Directions = Starting with the line that contains "Read out every word on this page.", set down each line through the end of the entries below, exactly and with nothing added.

Dataset items:
________

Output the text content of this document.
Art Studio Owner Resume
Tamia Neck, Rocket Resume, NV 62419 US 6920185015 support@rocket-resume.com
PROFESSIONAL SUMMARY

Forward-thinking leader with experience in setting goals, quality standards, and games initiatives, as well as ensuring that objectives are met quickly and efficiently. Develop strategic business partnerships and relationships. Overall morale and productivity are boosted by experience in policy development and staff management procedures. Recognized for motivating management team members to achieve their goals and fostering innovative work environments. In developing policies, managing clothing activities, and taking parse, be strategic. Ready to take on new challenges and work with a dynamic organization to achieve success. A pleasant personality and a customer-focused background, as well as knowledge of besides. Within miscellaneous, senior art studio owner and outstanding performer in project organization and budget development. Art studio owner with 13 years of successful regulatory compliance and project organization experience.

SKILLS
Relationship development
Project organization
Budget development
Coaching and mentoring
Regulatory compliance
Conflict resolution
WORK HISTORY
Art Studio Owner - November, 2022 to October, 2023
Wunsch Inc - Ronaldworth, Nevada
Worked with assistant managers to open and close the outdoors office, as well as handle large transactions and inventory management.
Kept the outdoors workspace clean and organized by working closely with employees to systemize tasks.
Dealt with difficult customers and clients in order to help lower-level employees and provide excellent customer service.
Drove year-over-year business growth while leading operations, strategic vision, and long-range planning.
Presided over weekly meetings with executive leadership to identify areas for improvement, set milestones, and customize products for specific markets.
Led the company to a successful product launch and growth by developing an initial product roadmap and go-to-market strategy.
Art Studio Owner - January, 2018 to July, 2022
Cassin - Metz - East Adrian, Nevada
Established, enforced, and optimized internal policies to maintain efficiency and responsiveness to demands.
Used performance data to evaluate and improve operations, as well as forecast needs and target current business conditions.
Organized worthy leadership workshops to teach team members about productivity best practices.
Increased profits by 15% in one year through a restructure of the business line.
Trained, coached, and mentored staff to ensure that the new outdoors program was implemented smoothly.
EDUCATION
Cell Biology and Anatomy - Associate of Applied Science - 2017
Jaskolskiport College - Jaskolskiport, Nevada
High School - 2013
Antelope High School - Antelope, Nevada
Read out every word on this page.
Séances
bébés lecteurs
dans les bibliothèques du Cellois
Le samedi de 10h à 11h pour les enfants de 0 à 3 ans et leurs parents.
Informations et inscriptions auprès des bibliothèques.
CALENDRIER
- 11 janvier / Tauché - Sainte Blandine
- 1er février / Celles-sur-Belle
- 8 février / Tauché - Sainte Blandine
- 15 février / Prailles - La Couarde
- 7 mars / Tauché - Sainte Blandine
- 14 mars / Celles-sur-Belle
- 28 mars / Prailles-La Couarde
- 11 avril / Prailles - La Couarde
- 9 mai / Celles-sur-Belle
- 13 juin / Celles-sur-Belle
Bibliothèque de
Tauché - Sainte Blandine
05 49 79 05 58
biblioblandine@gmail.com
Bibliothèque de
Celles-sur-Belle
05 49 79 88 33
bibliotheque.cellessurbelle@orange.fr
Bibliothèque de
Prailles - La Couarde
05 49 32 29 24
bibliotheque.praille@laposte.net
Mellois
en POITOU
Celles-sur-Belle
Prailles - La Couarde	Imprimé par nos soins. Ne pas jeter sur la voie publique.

________

Task output =
Read out every word on this page.
Séances
bébés lecteurs
dans les bibliothèques du Cellois
Le samedi de 10h à 11h pour les enfants de 0 à 3 ans et leurs parents.
Informations et inscriptions auprès des bibliothèques.
CALENDRIER
- 11 janvier / Tauché - Sainte Blandine
- 1er février / Celles-sur-Belle
- 8 février / Tauché - Sainte Blandine
- 15 février / Prailles - La Couarde
- 7 mars / Tauché - Sainte Blandine
- 14 mars / Celles-sur-Belle
- 28 mars / Prailles-La Couarde
- 11 avril / Prailles - La Couarde
- 9 mai / Celles-sur-Belle
- 13 juin / Celles-sur-Belle
Bibliothèque de
Tauché - Sainte Blandine
05 49 79 05 58
biblioblandine@gmail.com
Bibliothèque de
Celles-sur-Belle
05 49 79 88 33
bibliotheque.cellessurbelle@orange.fr
Bibliothèque de
Prailles - La Couarde
05 49 32 29 24
bibliotheque.praille@laposte.net
Mellois
en POITOU
Celles-sur-Belle
Prailles - La Couarde	Imprimé par nos soins. Ne pas jeter sur la voie publique.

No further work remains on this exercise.